begin
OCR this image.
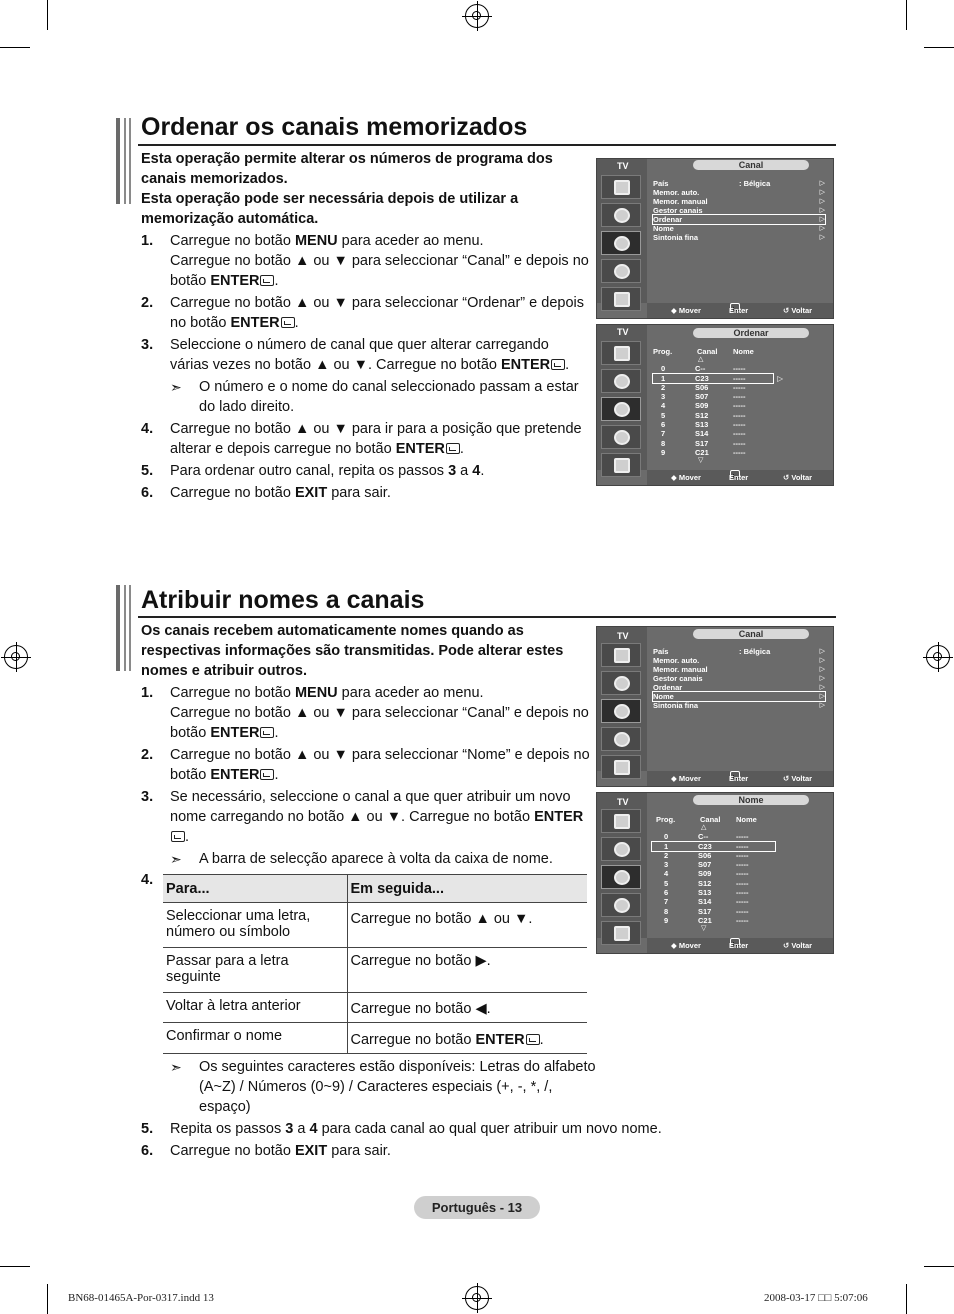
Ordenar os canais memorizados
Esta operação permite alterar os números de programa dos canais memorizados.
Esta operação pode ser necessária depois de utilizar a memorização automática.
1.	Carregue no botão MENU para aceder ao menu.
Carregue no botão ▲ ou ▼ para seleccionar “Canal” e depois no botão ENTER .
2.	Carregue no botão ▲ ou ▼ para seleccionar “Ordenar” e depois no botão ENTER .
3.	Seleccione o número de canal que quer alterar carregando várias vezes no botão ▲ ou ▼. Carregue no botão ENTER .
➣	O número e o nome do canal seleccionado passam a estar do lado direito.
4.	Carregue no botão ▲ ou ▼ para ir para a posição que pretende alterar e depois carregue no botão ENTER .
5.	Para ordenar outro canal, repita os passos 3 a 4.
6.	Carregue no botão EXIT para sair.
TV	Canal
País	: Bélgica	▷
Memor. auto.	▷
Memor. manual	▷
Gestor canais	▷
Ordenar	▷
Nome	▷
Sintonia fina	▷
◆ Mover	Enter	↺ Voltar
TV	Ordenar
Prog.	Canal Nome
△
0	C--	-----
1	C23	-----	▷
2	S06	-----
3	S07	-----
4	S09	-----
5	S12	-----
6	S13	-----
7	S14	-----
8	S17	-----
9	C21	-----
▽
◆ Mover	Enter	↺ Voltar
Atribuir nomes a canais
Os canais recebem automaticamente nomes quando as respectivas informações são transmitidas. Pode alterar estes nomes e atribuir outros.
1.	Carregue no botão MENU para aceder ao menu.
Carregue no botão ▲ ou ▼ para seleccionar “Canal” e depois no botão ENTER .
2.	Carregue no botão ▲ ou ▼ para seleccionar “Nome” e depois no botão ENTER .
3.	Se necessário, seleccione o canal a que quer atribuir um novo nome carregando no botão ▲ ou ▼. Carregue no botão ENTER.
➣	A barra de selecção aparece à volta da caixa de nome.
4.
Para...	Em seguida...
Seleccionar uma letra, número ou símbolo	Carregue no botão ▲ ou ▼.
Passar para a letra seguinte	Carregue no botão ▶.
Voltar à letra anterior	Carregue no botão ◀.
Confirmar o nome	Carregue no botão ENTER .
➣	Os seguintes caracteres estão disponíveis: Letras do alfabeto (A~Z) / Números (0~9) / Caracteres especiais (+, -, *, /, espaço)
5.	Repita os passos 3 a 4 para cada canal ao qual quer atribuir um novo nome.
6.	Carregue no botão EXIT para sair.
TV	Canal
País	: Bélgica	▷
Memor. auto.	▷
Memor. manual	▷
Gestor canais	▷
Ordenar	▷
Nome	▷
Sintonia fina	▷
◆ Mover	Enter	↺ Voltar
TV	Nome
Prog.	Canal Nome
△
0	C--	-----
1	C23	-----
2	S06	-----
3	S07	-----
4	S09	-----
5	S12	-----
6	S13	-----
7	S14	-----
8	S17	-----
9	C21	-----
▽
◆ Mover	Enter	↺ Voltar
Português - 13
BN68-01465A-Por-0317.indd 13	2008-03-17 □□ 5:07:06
end
begin
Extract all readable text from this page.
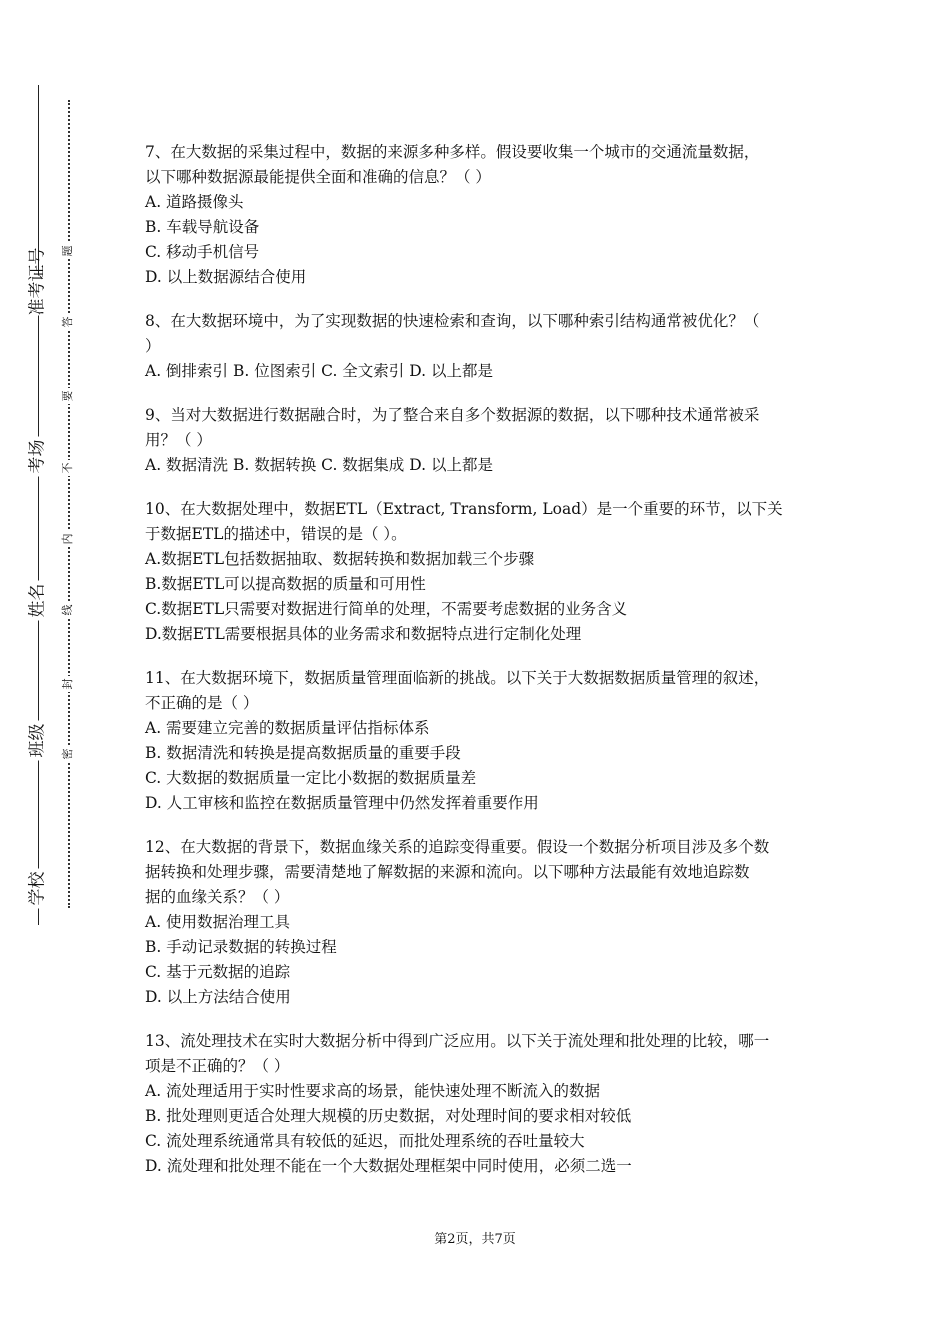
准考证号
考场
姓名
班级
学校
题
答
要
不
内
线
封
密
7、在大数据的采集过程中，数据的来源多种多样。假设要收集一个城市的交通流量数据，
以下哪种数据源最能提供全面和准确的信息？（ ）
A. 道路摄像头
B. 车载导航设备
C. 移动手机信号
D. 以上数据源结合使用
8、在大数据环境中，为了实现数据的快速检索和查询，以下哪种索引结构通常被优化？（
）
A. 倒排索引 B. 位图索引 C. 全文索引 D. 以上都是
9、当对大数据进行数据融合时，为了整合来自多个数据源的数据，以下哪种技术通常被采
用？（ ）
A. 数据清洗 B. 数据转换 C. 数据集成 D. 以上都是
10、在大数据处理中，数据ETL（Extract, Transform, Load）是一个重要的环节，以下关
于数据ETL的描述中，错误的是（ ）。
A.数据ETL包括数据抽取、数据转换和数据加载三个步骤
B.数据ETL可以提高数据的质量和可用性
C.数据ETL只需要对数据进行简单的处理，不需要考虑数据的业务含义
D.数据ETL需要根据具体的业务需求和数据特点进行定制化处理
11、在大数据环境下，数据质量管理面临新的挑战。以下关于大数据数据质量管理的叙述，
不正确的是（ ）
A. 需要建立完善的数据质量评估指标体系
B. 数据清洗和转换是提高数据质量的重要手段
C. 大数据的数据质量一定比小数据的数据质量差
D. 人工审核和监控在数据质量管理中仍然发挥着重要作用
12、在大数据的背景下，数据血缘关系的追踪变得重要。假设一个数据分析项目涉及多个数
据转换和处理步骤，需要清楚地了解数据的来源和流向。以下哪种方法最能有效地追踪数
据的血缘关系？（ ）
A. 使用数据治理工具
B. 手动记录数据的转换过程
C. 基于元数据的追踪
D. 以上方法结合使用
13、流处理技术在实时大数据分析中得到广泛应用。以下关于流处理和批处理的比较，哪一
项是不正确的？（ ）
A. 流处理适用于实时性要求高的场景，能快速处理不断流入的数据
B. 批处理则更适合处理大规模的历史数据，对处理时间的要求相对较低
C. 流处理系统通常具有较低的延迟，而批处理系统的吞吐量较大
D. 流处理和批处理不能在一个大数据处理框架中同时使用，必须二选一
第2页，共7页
end
begin
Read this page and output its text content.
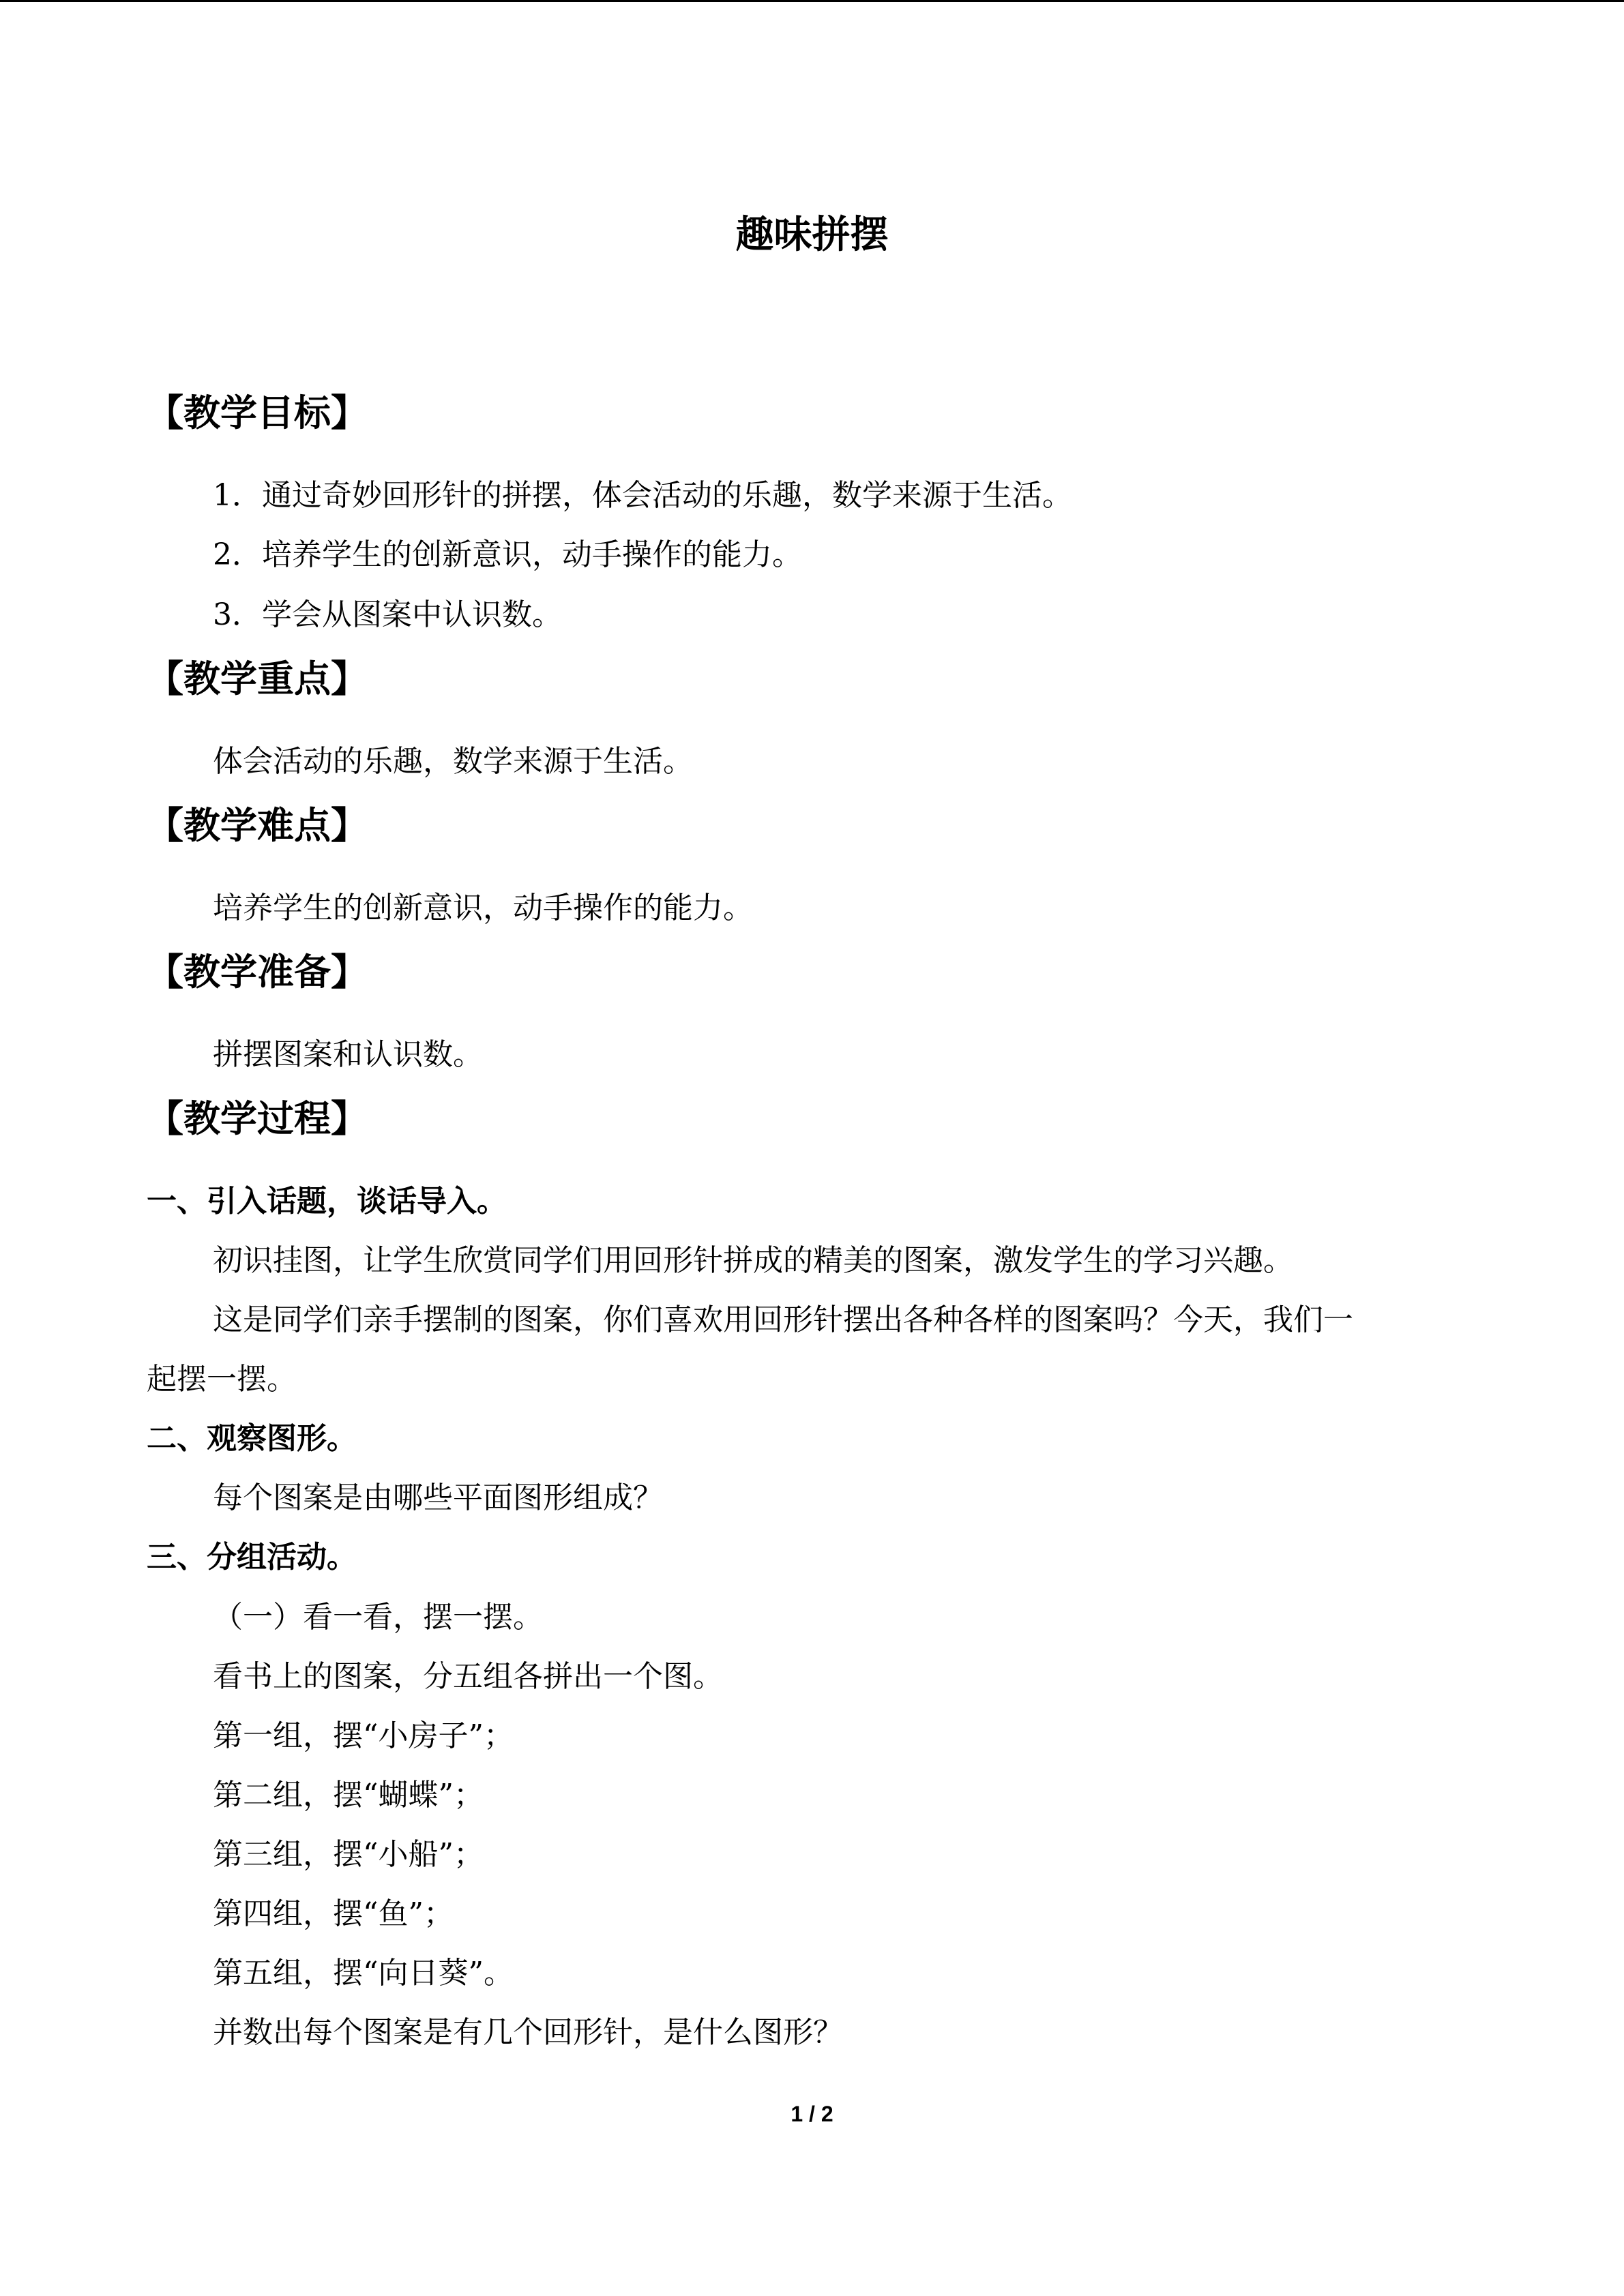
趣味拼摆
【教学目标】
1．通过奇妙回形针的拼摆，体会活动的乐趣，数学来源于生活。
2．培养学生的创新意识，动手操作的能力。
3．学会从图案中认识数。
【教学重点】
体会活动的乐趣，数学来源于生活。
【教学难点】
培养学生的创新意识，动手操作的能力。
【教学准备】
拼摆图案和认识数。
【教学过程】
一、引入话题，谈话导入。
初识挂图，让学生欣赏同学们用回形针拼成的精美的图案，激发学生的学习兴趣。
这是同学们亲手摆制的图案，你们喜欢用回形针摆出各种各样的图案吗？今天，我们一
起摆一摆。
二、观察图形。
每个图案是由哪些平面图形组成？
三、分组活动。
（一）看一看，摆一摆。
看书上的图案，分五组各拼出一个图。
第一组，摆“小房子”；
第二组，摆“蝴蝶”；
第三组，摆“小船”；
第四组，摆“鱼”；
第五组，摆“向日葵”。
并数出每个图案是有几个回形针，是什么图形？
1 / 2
end
#### [THE TASK]
Each line holding the word "nomes" counts once; report the total and nothing else.

#### [THE ANSWER]
2